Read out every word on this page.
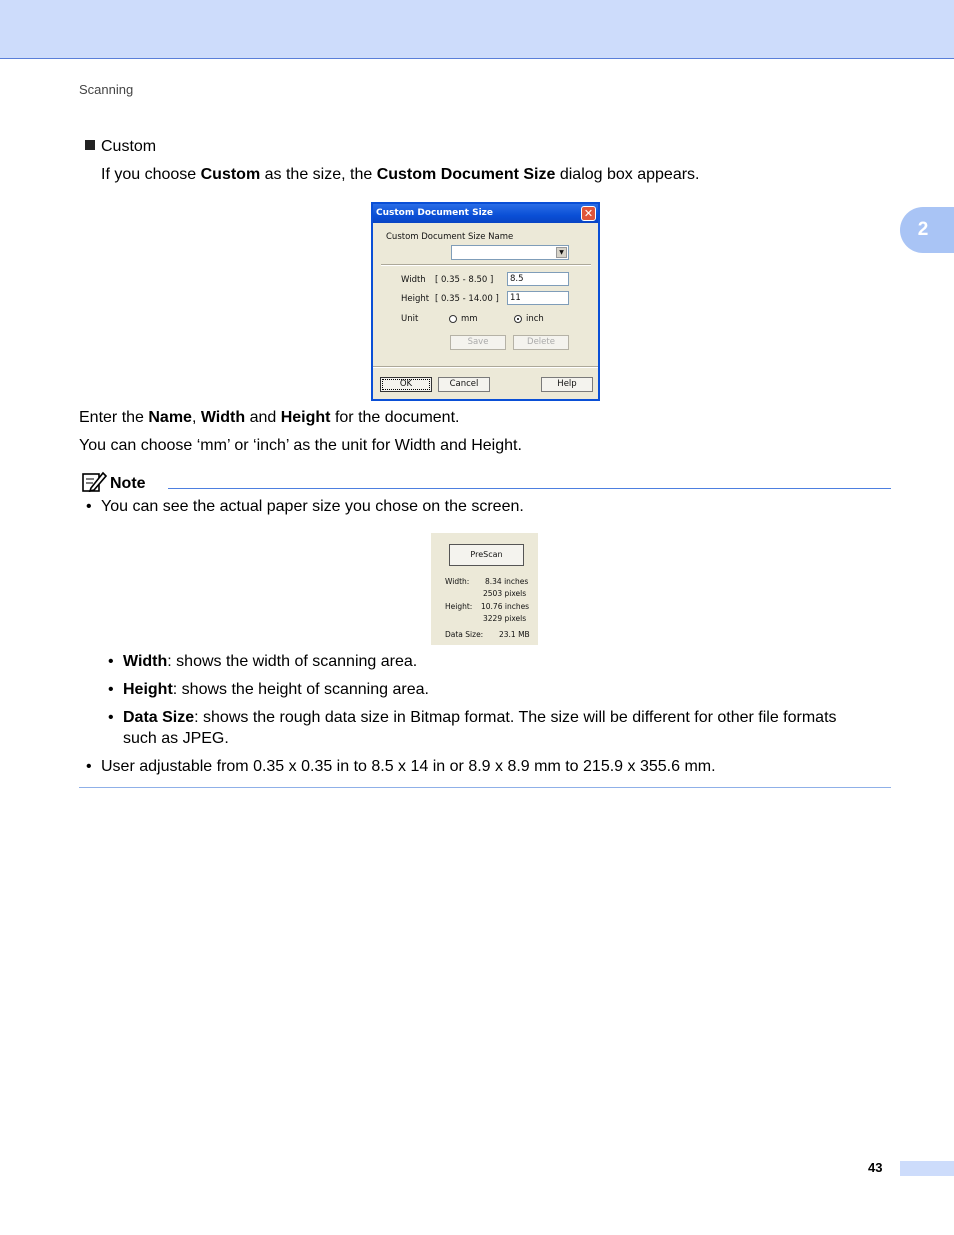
Scanning
2
Custom
If you choose Custom as the size, the Custom Document Size dialog box appears.
Custom Document Size	✕
Custom Document Size Name
▼
Width [ 0.35 - 8.50 ]	8.5
Height [ 0.35 - 14.00 ]	11
Unit	mm	inch
Save	Delete
OK	Cancel	Help
Enter the Name, Width and Height for the document.
You can choose ‘mm’ or ‘inch’ as the unit for Width and Height.
Note
• You can see the actual paper size you chose on the screen.
PreScan
Width: 8.34 inches
2503 pixels
Height: 10.76 inches
3229 pixels
Data Size: 23.1 MB
• Width: shows the width of scanning area.
• Height: shows the height of scanning area.
• Data Size: shows the rough data size in Bitmap format. The size will be different for other file formats
such as JPEG.
• User adjustable from 0.35 x 0.35 in to 8.5 x 14 in or 8.9 x 8.9 mm to 215.9 x 355.6 mm.
43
---*---
▸ Written request
Every entry above needs to be retyped exactly; drop the pictures.

▸ Exercise result
Read out every word on this page.
Scanning
2
Custom
If you choose Custom as the size, the Custom Document Size dialog box appears.
Custom Document Size	✕
Custom Document Size Name
▼
Width [ 0.35 - 8.50 ]	8.5
Height [ 0.35 - 14.00 ]	11
Unit	mm	inch
Save	Delete
OK	Cancel	Help
Enter the Name, Width and Height for the document.
You can choose ‘mm’ or ‘inch’ as the unit for Width and Height.
Note
• You can see the actual paper size you chose on the screen.
PreScan
Width: 8.34 inches
2503 pixels
Height: 10.76 inches
3229 pixels
Data Size: 23.1 MB
• Width: shows the width of scanning area.
• Height: shows the height of scanning area.
• Data Size: shows the rough data size in Bitmap format. The size will be different for other file formats
such as JPEG.
• User adjustable from 0.35 x 0.35 in to 8.5 x 14 in or 8.9 x 8.9 mm to 215.9 x 355.6 mm.
43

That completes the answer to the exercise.